[Data records]
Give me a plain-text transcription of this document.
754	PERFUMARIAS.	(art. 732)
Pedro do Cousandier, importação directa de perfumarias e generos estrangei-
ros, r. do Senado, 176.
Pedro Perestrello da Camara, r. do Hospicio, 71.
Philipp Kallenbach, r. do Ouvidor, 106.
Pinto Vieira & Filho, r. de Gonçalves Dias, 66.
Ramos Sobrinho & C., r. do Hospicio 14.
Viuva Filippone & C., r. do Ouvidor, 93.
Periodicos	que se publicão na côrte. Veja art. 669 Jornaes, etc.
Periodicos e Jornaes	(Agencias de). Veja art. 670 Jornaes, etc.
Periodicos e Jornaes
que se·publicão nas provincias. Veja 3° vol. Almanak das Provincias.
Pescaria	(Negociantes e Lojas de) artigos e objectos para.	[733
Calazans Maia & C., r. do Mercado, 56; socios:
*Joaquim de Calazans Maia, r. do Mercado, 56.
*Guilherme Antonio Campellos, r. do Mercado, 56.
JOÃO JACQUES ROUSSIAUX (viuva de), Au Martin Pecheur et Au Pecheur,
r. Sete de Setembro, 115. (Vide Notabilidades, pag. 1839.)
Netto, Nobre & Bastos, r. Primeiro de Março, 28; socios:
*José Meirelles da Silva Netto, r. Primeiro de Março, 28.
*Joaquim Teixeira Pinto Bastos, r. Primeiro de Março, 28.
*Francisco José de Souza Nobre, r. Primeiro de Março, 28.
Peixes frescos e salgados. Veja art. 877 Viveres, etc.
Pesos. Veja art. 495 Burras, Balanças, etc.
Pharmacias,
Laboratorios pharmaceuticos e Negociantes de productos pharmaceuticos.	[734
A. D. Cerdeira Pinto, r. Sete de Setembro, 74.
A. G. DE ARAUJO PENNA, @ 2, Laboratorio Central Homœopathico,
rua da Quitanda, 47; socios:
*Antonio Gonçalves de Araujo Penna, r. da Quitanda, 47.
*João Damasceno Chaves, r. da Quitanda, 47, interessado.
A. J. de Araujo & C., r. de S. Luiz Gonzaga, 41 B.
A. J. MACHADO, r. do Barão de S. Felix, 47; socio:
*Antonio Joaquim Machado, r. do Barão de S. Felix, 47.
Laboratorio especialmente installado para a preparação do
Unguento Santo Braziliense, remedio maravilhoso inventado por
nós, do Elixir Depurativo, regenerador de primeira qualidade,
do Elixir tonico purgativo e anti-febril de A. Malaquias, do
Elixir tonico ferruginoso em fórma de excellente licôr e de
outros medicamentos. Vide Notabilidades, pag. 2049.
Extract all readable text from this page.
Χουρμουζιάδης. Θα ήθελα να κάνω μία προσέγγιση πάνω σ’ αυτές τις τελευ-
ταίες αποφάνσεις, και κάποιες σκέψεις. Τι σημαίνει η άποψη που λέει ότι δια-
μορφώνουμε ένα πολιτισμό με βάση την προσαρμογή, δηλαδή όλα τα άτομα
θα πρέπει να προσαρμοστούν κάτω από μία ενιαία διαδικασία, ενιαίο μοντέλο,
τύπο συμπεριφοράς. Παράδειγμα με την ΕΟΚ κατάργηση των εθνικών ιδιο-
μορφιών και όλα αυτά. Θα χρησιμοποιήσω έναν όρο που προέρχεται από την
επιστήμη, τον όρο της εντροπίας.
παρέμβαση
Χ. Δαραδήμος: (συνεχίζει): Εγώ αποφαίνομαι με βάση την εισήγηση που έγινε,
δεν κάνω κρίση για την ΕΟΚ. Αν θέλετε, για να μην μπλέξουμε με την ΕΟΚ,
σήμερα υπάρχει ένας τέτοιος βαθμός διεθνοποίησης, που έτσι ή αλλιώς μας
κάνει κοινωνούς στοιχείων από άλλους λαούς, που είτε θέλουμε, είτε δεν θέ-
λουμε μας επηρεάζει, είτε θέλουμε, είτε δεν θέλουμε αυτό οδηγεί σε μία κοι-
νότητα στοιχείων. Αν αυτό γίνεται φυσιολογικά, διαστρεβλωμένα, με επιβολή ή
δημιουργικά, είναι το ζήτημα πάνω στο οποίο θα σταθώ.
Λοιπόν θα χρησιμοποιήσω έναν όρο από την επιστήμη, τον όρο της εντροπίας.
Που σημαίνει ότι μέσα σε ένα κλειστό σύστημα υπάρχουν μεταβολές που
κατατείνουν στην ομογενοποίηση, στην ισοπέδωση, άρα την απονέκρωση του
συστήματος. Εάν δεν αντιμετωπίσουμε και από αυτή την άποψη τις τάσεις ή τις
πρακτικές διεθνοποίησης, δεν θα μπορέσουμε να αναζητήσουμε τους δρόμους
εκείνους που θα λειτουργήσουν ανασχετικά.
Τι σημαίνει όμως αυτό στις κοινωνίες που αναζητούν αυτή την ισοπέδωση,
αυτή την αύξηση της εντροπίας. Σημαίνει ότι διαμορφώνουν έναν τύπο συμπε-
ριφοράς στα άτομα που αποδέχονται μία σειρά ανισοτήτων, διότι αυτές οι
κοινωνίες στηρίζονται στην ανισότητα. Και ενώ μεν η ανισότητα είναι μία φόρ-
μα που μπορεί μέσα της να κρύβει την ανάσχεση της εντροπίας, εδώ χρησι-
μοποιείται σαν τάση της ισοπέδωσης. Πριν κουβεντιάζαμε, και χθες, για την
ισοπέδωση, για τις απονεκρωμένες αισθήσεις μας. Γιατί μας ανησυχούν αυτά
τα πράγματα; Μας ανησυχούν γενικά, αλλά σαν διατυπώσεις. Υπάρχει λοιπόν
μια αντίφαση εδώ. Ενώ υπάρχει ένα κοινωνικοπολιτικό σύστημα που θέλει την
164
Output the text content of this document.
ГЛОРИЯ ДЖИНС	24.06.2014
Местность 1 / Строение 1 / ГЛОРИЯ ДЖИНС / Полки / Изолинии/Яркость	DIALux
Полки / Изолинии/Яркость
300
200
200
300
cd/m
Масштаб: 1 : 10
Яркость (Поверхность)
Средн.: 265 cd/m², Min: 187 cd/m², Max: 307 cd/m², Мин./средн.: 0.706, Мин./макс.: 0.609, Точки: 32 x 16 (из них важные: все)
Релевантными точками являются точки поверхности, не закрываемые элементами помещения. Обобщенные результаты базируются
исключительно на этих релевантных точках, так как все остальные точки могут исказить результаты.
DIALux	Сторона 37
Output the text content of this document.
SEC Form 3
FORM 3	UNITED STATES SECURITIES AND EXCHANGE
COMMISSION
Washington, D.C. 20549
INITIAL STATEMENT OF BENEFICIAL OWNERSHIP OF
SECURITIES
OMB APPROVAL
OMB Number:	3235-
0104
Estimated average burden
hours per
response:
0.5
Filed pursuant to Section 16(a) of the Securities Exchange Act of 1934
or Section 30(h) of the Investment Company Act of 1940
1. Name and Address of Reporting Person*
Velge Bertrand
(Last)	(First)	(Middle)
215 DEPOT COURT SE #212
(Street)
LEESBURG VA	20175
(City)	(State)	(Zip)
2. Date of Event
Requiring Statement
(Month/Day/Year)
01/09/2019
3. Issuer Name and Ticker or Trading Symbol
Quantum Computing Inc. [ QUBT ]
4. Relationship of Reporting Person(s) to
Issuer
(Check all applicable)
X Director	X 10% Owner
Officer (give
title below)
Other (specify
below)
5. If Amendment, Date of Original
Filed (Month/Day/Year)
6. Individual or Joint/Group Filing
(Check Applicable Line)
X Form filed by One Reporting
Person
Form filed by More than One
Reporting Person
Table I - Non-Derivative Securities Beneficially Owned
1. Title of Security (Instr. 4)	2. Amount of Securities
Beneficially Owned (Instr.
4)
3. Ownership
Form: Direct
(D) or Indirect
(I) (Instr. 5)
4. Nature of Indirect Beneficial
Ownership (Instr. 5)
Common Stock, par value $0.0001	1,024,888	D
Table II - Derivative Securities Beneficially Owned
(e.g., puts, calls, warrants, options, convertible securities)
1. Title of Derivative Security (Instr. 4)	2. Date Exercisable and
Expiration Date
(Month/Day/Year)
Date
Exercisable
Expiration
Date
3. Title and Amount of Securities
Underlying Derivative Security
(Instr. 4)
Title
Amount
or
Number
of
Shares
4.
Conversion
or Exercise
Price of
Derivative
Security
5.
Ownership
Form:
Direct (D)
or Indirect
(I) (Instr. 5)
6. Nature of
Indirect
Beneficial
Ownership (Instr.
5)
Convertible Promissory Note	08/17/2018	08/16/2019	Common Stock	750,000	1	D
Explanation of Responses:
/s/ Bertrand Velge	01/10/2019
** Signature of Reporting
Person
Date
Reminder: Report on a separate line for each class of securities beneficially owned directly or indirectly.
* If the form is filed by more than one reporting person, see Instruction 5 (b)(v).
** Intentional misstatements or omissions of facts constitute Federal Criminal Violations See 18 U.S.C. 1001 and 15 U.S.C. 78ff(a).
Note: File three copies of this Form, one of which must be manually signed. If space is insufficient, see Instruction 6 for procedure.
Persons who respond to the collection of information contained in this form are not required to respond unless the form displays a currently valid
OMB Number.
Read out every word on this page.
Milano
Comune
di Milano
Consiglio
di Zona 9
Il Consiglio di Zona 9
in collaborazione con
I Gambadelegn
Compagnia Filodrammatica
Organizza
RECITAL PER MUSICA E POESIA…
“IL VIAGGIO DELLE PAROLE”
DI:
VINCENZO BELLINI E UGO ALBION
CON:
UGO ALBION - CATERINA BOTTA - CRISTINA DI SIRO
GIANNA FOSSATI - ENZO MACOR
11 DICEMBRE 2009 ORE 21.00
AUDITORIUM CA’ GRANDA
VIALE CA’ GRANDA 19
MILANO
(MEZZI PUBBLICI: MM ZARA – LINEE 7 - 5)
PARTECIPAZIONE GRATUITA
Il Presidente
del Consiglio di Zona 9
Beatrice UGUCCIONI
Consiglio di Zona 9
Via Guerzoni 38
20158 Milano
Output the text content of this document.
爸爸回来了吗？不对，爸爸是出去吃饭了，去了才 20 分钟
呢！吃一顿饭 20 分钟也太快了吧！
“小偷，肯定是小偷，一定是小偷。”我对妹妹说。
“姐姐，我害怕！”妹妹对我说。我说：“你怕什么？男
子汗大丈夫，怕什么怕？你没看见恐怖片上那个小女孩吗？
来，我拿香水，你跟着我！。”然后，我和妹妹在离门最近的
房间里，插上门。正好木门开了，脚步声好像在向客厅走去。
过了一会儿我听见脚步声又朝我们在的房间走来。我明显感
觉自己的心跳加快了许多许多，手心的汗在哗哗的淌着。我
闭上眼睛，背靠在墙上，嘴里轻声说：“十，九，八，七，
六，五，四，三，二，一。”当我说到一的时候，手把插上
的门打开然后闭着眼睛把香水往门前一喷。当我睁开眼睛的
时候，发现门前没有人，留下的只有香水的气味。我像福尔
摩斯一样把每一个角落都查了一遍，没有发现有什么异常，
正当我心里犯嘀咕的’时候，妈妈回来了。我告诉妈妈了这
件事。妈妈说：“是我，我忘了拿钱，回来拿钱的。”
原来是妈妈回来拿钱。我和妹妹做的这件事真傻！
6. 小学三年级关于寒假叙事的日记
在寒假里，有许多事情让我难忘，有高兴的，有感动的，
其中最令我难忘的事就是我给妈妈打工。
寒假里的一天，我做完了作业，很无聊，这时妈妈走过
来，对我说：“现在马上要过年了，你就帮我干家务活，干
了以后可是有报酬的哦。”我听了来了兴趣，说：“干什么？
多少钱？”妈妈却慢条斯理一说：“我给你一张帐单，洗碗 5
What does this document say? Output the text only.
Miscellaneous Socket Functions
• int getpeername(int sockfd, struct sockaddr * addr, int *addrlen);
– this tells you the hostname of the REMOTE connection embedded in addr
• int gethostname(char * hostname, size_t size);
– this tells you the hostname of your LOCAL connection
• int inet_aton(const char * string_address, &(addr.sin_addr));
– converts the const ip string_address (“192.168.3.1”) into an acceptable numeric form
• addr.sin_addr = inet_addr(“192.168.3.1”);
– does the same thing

• **Directive**: Check each line of the entries above for the word "Mercado". List the ones that have it.

• **The result**:
Calazans Maia & C., r. do Mercado, 56; socios:
*Joaquim de Calazans Maia, r. do Mercado, 56.
*Guilherme Antonio Campellos, r. do Mercado, 56.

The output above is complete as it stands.